Request:
Extract each line where the string "BARU" shows up.

Exercise material:
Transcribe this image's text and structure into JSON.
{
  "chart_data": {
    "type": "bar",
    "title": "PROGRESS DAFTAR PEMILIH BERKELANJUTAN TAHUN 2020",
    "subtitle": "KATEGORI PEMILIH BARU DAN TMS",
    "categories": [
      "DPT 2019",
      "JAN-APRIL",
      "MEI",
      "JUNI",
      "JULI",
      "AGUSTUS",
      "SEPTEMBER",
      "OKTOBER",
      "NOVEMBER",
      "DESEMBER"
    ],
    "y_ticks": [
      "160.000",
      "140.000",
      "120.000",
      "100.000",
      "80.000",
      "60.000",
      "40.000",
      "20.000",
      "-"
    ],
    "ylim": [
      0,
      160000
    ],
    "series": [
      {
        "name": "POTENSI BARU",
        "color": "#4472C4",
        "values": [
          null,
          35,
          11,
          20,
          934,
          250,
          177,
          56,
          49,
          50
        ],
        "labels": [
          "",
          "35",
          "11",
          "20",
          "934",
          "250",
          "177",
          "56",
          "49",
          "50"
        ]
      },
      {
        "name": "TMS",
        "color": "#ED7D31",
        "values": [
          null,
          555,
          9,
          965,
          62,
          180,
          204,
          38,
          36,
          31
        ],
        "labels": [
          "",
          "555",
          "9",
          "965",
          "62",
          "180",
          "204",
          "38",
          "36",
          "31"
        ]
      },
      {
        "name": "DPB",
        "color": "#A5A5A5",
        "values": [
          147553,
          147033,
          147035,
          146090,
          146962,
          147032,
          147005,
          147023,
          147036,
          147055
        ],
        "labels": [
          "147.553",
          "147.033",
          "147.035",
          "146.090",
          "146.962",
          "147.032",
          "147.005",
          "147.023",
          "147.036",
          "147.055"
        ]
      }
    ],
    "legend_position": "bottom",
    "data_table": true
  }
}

Answer for this exercise:
    "subtitle": "KATEGORI PEMILIH BARU DAN TMS",
        "name": "POTENSI BARU",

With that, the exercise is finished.